* RAW DATA:
+ + + +

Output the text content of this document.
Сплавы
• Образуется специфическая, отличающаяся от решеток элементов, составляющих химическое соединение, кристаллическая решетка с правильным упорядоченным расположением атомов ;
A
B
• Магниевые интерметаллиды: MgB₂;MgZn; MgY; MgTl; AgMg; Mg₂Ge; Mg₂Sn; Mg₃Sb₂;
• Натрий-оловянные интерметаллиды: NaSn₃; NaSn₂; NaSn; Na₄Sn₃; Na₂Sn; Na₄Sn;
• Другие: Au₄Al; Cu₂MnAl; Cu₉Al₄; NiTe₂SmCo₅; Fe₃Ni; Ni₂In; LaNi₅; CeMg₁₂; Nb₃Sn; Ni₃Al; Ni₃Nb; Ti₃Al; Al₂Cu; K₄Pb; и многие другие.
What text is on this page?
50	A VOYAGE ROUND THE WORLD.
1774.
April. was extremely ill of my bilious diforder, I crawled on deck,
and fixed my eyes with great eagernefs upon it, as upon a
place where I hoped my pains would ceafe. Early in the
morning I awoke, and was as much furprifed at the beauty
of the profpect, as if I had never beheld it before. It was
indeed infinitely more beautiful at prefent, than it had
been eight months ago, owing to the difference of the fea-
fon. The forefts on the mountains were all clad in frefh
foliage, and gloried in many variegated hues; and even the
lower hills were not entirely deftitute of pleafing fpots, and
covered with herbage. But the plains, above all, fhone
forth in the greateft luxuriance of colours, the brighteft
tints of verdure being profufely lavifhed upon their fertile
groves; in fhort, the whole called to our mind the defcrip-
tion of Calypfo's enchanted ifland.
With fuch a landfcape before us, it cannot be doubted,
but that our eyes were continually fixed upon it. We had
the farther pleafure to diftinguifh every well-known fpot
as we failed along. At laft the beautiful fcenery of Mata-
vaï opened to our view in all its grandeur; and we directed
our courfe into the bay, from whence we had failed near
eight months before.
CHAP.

+ + + +

* EXERCISE AIM: Repeat each record exactly. Omit nothing.

* EXERCISE ANSWER:
Output the text content of this document.
Сплавы
• Образуется специфическая, отличающаяся от решеток элементов, составляющих химическое соединение, кристаллическая решетка с правильным упорядоченным расположением атомов ;
A
B
• Магниевые интерметаллиды: MgB₂;MgZn; MgY; MgTl; AgMg; Mg₂Ge; Mg₂Sn; Mg₃Sb₂;
• Натрий-оловянные интерметаллиды: NaSn₃; NaSn₂; NaSn; Na₄Sn₃; Na₂Sn; Na₄Sn;
• Другие: Au₄Al; Cu₂MnAl; Cu₉Al₄; NiTe₂SmCo₅; Fe₃Ni; Ni₂In; LaNi₅; CeMg₁₂; Nb₃Sn; Ni₃Al; Ni₃Nb; Ti₃Al; Al₂Cu; K₄Pb; и многие другие.
What text is on this page?
50	A VOYAGE ROUND THE WORLD.
1774.
April. was extremely ill of my bilious diforder, I crawled on deck,
and fixed my eyes with great eagernefs upon it, as upon a
place where I hoped my pains would ceafe. Early in the
morning I awoke, and was as much furprifed at the beauty
of the profpect, as if I had never beheld it before. It was
indeed infinitely more beautiful at prefent, than it had
been eight months ago, owing to the difference of the fea-
fon. The forefts on the mountains were all clad in frefh
foliage, and gloried in many variegated hues; and even the
lower hills were not entirely deftitute of pleafing fpots, and
covered with herbage. But the plains, above all, fhone
forth in the greateft luxuriance of colours, the brighteft
tints of verdure being profufely lavifhed upon their fertile
groves; in fhort, the whole called to our mind the defcrip-
tion of Calypfo's enchanted ifland.
With fuch a landfcape before us, it cannot be doubted,
but that our eyes were continually fixed upon it. We had
the farther pleafure to diftinguifh every well-known fpot
as we failed along. At laft the beautiful fcenery of Mata-
vaï opened to our view in all its grandeur; and we directed
our courfe into the bay, from whence we had failed near
eight months before.
CHAP.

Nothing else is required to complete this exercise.